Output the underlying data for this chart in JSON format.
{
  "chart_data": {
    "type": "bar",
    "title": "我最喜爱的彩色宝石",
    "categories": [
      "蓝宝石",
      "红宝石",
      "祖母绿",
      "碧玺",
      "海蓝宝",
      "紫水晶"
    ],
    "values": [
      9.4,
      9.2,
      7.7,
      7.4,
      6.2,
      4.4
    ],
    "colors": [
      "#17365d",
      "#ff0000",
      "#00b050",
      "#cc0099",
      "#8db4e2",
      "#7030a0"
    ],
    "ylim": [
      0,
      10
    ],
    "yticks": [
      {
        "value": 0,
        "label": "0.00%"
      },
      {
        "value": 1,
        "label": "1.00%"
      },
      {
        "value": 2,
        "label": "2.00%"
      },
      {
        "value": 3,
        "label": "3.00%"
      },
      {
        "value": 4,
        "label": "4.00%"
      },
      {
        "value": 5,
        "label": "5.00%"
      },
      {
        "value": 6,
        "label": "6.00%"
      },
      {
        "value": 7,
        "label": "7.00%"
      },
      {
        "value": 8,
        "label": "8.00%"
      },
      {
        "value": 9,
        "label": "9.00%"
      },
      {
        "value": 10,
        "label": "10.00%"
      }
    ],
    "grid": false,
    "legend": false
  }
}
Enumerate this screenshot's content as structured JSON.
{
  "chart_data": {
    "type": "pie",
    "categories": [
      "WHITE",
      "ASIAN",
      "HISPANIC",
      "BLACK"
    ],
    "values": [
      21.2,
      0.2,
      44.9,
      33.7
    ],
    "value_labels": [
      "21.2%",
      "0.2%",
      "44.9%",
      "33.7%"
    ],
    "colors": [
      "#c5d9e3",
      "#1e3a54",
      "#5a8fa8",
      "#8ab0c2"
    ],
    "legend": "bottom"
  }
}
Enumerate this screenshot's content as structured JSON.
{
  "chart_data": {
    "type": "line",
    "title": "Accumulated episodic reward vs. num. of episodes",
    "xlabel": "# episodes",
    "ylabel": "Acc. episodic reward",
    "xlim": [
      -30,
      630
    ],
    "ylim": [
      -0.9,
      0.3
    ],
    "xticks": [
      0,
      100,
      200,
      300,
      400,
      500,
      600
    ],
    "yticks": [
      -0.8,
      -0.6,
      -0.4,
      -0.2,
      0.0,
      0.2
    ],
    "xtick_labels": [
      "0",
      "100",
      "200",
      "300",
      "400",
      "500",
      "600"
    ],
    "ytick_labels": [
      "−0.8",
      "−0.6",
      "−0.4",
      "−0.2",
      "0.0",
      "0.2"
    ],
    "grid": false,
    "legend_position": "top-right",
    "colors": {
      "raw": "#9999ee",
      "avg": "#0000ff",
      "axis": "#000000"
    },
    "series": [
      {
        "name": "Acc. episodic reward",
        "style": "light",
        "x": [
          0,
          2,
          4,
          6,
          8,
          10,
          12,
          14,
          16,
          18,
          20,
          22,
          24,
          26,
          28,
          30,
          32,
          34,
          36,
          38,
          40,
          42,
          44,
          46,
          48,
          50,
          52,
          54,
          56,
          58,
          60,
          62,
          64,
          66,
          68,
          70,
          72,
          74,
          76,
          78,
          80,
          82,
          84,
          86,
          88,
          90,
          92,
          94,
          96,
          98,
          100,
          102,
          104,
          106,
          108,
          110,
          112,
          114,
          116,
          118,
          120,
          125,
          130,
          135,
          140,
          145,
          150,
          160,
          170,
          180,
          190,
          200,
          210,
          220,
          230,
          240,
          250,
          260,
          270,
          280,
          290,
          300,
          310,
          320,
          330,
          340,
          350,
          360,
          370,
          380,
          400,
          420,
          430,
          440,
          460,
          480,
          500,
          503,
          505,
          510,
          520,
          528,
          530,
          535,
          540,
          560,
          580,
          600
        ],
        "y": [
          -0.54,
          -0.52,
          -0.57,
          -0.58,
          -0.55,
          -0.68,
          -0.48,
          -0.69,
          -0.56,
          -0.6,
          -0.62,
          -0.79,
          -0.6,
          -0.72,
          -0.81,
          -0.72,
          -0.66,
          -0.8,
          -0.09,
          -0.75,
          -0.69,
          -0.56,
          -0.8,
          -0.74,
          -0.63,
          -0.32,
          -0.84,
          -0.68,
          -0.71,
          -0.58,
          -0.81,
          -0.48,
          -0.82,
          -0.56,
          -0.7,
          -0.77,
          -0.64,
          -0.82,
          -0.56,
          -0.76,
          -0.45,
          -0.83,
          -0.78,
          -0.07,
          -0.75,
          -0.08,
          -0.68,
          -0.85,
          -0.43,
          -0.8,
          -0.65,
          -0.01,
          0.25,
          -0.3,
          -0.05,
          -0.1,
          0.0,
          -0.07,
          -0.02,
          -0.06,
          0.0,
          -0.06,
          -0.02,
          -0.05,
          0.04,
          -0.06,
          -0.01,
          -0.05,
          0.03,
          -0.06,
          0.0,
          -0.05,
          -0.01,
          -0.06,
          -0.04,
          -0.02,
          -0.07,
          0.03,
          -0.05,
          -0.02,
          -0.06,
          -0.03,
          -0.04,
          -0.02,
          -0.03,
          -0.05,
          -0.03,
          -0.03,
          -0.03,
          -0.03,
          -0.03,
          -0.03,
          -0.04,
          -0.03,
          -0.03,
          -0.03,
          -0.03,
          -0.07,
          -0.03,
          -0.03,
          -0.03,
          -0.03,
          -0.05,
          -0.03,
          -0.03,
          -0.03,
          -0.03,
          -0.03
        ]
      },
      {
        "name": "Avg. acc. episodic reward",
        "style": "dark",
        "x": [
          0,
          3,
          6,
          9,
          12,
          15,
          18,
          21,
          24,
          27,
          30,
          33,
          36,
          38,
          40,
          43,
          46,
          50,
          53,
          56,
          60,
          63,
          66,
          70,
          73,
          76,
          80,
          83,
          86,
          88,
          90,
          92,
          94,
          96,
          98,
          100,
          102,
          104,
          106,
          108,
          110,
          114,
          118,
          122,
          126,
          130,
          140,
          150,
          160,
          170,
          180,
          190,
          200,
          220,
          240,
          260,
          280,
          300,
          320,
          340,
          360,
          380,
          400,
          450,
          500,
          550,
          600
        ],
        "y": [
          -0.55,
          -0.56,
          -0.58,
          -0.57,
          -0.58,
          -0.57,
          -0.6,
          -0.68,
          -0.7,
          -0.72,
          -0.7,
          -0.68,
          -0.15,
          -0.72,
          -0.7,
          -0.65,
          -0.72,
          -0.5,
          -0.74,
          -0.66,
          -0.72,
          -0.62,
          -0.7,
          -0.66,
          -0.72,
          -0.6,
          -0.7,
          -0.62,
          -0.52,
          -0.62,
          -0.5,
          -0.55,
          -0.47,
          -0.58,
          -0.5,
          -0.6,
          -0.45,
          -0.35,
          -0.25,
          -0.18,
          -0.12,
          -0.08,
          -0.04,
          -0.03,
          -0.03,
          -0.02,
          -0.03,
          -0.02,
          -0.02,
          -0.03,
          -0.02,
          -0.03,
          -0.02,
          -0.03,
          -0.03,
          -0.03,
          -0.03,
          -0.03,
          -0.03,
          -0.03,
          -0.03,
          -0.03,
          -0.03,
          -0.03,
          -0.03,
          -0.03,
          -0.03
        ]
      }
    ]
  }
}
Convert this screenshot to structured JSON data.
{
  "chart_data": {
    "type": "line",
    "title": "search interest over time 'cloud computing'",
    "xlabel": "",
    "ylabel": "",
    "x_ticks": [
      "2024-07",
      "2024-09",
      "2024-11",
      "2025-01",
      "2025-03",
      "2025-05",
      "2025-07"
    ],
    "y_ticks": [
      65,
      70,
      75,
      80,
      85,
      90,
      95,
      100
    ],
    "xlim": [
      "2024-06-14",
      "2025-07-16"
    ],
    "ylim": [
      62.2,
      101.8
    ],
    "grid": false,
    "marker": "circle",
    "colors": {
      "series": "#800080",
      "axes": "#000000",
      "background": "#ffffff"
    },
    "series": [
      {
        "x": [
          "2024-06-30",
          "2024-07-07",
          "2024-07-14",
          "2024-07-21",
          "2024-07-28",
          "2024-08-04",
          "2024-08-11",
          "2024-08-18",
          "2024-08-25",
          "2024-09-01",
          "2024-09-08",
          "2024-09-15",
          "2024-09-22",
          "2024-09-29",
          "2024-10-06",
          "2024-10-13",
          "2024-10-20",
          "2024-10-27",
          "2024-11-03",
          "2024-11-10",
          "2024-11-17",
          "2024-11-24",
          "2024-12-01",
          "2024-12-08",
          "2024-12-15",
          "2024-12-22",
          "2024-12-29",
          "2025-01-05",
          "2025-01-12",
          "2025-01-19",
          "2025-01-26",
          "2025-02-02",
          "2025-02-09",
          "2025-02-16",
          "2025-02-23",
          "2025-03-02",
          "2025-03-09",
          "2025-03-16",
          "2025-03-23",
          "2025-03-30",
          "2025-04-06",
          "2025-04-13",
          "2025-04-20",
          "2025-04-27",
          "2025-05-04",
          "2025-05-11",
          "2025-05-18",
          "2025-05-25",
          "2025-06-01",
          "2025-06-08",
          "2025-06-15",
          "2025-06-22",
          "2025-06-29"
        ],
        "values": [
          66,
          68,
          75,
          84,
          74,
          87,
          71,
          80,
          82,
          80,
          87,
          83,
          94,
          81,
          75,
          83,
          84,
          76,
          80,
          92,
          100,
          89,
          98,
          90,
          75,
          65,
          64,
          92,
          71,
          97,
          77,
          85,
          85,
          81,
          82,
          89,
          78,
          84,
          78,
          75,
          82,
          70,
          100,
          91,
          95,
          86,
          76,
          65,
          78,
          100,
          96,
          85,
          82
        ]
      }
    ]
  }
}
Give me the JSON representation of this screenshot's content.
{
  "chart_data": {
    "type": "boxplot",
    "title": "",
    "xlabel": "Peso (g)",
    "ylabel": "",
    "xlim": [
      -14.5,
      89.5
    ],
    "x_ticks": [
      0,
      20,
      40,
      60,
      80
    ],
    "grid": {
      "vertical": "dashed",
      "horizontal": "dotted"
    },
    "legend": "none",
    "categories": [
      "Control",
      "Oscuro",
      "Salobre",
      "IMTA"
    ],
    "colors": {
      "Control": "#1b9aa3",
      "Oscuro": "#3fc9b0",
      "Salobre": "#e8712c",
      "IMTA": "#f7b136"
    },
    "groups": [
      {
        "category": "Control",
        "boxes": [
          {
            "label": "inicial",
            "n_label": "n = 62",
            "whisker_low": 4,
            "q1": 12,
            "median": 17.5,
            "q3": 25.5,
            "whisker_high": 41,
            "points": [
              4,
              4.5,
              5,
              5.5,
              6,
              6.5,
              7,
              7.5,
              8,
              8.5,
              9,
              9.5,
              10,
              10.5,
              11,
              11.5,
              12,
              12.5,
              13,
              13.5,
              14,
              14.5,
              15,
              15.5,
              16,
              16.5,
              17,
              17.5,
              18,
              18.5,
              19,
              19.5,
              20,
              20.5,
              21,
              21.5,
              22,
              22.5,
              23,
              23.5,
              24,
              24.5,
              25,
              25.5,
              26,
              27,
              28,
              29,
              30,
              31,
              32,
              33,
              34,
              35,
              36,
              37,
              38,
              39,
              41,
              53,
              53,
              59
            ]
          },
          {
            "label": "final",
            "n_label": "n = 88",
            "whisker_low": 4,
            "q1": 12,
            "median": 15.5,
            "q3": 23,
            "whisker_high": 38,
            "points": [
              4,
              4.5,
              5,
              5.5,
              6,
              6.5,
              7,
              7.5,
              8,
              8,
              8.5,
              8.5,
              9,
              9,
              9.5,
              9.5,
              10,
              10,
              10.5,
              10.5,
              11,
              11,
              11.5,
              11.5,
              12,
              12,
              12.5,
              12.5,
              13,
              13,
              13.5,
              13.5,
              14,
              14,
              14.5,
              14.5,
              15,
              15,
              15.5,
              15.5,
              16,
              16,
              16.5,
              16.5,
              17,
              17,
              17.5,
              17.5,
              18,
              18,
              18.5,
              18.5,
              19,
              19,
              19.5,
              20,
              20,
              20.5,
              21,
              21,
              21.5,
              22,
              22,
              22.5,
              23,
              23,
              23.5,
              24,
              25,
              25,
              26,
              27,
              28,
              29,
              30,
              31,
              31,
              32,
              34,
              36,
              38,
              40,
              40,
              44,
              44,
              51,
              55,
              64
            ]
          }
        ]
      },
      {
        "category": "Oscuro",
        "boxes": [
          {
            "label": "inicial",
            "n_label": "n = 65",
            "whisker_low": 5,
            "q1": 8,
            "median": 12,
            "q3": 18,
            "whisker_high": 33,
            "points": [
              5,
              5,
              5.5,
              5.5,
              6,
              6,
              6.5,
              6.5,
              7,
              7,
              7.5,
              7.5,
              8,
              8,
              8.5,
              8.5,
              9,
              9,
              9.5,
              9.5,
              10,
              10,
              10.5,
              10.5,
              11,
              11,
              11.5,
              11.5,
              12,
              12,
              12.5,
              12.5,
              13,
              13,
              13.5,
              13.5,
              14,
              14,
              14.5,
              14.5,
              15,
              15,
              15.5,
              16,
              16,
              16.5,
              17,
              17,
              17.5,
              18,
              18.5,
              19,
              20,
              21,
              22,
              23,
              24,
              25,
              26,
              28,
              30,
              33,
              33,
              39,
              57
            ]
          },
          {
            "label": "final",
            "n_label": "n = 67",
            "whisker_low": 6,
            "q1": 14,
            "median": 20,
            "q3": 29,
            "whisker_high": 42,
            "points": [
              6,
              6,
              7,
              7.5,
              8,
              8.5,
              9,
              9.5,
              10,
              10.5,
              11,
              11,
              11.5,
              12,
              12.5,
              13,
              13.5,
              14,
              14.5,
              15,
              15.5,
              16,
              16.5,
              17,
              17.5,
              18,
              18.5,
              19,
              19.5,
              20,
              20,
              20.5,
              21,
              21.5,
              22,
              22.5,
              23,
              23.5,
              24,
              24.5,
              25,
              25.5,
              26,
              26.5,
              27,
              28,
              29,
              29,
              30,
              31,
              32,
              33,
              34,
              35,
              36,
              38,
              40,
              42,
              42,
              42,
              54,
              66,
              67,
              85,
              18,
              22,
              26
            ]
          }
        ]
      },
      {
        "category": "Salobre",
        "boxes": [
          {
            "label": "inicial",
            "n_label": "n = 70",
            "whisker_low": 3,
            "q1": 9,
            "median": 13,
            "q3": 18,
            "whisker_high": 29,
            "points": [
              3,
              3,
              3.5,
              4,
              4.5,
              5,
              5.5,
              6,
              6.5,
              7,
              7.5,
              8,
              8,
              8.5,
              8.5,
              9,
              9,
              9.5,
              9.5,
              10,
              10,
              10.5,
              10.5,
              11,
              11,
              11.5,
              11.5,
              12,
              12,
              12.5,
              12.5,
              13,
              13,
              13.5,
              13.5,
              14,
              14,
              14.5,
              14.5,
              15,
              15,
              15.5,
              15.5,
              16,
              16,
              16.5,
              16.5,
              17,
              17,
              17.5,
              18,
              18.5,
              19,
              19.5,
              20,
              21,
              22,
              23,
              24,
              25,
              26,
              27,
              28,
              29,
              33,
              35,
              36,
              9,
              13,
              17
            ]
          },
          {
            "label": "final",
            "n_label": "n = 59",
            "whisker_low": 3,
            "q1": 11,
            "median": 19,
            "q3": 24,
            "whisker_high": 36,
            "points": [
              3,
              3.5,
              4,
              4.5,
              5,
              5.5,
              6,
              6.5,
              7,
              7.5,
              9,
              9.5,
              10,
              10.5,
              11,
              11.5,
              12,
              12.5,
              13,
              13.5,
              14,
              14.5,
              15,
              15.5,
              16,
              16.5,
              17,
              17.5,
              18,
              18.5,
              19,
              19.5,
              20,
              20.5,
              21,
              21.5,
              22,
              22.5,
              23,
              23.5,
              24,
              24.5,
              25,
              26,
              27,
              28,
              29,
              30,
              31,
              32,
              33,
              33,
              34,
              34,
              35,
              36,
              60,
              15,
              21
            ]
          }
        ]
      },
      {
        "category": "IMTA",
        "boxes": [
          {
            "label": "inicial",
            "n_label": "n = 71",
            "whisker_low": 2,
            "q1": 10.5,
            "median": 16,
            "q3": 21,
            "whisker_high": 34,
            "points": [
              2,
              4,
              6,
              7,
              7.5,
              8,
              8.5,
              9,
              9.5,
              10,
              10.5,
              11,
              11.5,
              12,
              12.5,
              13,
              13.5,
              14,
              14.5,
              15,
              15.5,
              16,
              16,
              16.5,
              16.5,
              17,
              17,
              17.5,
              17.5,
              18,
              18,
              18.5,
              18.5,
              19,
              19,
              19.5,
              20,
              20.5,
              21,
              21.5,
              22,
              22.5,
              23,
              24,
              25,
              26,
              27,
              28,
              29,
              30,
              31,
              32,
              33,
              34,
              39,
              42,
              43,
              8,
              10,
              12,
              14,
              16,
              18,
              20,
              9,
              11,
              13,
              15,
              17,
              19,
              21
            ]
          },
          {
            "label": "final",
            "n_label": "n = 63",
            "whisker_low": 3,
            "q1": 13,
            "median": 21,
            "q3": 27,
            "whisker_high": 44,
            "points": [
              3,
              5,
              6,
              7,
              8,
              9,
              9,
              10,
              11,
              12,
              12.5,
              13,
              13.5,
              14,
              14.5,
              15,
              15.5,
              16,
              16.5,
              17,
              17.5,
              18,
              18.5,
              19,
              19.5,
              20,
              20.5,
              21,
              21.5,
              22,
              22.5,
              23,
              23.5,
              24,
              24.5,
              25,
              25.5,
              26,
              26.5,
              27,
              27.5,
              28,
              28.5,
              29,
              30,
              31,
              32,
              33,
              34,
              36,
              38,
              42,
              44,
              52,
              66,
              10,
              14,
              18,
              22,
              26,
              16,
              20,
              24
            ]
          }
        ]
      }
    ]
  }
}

============

**What to work on**
Collect each line of the entries that has the word "Salobre", copying it in full.

**Final result**
      "Salobre",
      "Salobre": "#e8712c",
        "category": "Salobre",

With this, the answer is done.